## Records for the exercise
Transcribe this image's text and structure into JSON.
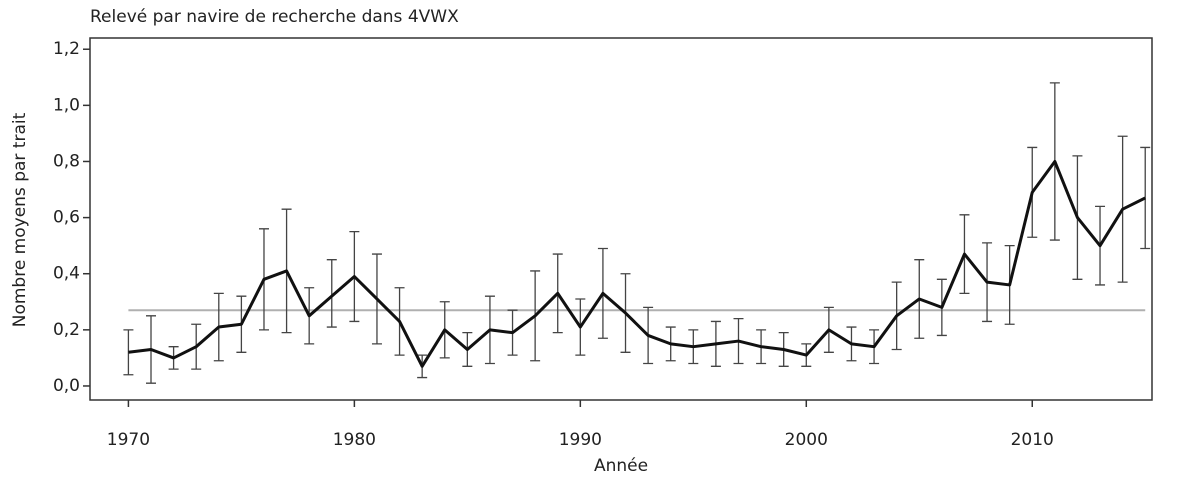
{
  "chart_data": {
    "type": "line",
    "title": "Relevé par navire de recherche dans 4VWX",
    "x_label": "Année",
    "y_label": "Nombre moyens par trait",
    "x": [
      1970,
      1971,
      1972,
      1973,
      1974,
      1975,
      1976,
      1977,
      1978,
      1979,
      1980,
      1981,
      1982,
      1983,
      1984,
      1985,
      1986,
      1987,
      1988,
      1989,
      1990,
      1991,
      1992,
      1993,
      1994,
      1995,
      1996,
      1997,
      1998,
      1999,
      2000,
      2001,
      2002,
      2003,
      2004,
      2005,
      2006,
      2007,
      2008,
      2009,
      2010,
      2011,
      2012,
      2013,
      2014,
      2015
    ],
    "series": [
      {
        "color": "#111111",
        "values": [
          0.12,
          0.13,
          0.1,
          0.14,
          0.21,
          0.22,
          0.38,
          0.41,
          0.25,
          0.32,
          0.39,
          0.31,
          0.23,
          0.07,
          0.2,
          0.13,
          0.2,
          0.19,
          0.25,
          0.33,
          0.21,
          0.33,
          0.26,
          0.18,
          0.15,
          0.14,
          0.15,
          0.16,
          0.14,
          0.13,
          0.11,
          0.2,
          0.15,
          0.14,
          0.25,
          0.31,
          0.28,
          0.47,
          0.37,
          0.36,
          0.69,
          0.8,
          0.6,
          0.5,
          0.63,
          0.67
        ],
        "lower": [
          0.04,
          0.01,
          0.06,
          0.06,
          0.09,
          0.12,
          0.2,
          0.19,
          0.15,
          0.21,
          0.23,
          0.15,
          0.11,
          0.03,
          0.1,
          0.07,
          0.08,
          0.11,
          0.09,
          0.19,
          0.11,
          0.17,
          0.12,
          0.08,
          0.09,
          0.08,
          0.07,
          0.08,
          0.08,
          0.07,
          0.07,
          0.12,
          0.09,
          0.08,
          0.13,
          0.17,
          0.18,
          0.33,
          0.23,
          0.22,
          0.53,
          0.52,
          0.38,
          0.36,
          0.37,
          0.49
        ],
        "upper": [
          0.2,
          0.25,
          0.14,
          0.22,
          0.33,
          0.32,
          0.56,
          0.63,
          0.35,
          0.45,
          0.55,
          0.47,
          0.35,
          0.11,
          0.3,
          0.19,
          0.32,
          0.27,
          0.41,
          0.47,
          0.31,
          0.49,
          0.4,
          0.28,
          0.21,
          0.2,
          0.23,
          0.24,
          0.2,
          0.19,
          0.15,
          0.28,
          0.21,
          0.2,
          0.37,
          0.45,
          0.38,
          0.61,
          0.51,
          0.5,
          0.85,
          1.08,
          0.82,
          0.64,
          0.89,
          0.85
        ]
      }
    ],
    "reference_line": 0.27,
    "reference_color": "#b0b0b0",
    "xlim": [
      1968.3,
      2015.3
    ],
    "xticks": [
      1970,
      1980,
      1990,
      2000,
      2010
    ],
    "ylim": [
      -0.05,
      1.24
    ],
    "yticks": [
      {
        "value": 0,
        "label": "0,0"
      },
      {
        "value": 0.2,
        "label": "0,2"
      },
      {
        "value": 0.4,
        "label": "0,4"
      },
      {
        "value": 0.6,
        "label": "0,6"
      },
      {
        "value": 0.8,
        "label": "0,8"
      },
      {
        "value": 1.0,
        "label": "1,0"
      },
      {
        "value": 1.2,
        "label": "1,2"
      }
    ]
  }
}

## Task objective
Reproduce the whole listing above word for word, but not its pictures.

## Worked solution
Transcribe this image's text and structure into JSON.
{
  "chart_data": {
    "type": "line",
    "title": "Relevé par navire de recherche dans 4VWX",
    "x_label": "Année",
    "y_label": "Nombre moyens par trait",
    "x": [
      1970,
      1971,
      1972,
      1973,
      1974,
      1975,
      1976,
      1977,
      1978,
      1979,
      1980,
      1981,
      1982,
      1983,
      1984,
      1985,
      1986,
      1987,
      1988,
      1989,
      1990,
      1991,
      1992,
      1993,
      1994,
      1995,
      1996,
      1997,
      1998,
      1999,
      2000,
      2001,
      2002,
      2003,
      2004,
      2005,
      2006,
      2007,
      2008,
      2009,
      2010,
      2011,
      2012,
      2013,
      2014,
      2015
    ],
    "series": [
      {
        "color": "#111111",
        "values": [
          0.12,
          0.13,
          0.1,
          0.14,
          0.21,
          0.22,
          0.38,
          0.41,
          0.25,
          0.32,
          0.39,
          0.31,
          0.23,
          0.07,
          0.2,
          0.13,
          0.2,
          0.19,
          0.25,
          0.33,
          0.21,
          0.33,
          0.26,
          0.18,
          0.15,
          0.14,
          0.15,
          0.16,
          0.14,
          0.13,
          0.11,
          0.2,
          0.15,
          0.14,
          0.25,
          0.31,
          0.28,
          0.47,
          0.37,
          0.36,
          0.69,
          0.8,
          0.6,
          0.5,
          0.63,
          0.67
        ],
        "lower": [
          0.04,
          0.01,
          0.06,
          0.06,
          0.09,
          0.12,
          0.2,
          0.19,
          0.15,
          0.21,
          0.23,
          0.15,
          0.11,
          0.03,
          0.1,
          0.07,
          0.08,
          0.11,
          0.09,
          0.19,
          0.11,
          0.17,
          0.12,
          0.08,
          0.09,
          0.08,
          0.07,
          0.08,
          0.08,
          0.07,
          0.07,
          0.12,
          0.09,
          0.08,
          0.13,
          0.17,
          0.18,
          0.33,
          0.23,
          0.22,
          0.53,
          0.52,
          0.38,
          0.36,
          0.37,
          0.49
        ],
        "upper": [
          0.2,
          0.25,
          0.14,
          0.22,
          0.33,
          0.32,
          0.56,
          0.63,
          0.35,
          0.45,
          0.55,
          0.47,
          0.35,
          0.11,
          0.3,
          0.19,
          0.32,
          0.27,
          0.41,
          0.47,
          0.31,
          0.49,
          0.4,
          0.28,
          0.21,
          0.2,
          0.23,
          0.24,
          0.2,
          0.19,
          0.15,
          0.28,
          0.21,
          0.2,
          0.37,
          0.45,
          0.38,
          0.61,
          0.51,
          0.5,
          0.85,
          1.08,
          0.82,
          0.64,
          0.89,
          0.85
        ]
      }
    ],
    "reference_line": 0.27,
    "reference_color": "#b0b0b0",
    "xlim": [
      1968.3,
      2015.3
    ],
    "xticks": [
      1970,
      1980,
      1990,
      2000,
      2010
    ],
    "ylim": [
      -0.05,
      1.24
    ],
    "yticks": [
      {
        "value": 0,
        "label": "0,0"
      },
      {
        "value": 0.2,
        "label": "0,2"
      },
      {
        "value": 0.4,
        "label": "0,4"
      },
      {
        "value": 0.6,
        "label": "0,6"
      },
      {
        "value": 0.8,
        "label": "0,8"
      },
      {
        "value": 1.0,
        "label": "1,0"
      },
      {
        "value": 1.2,
        "label": "1,2"
      }
    ]
  }
}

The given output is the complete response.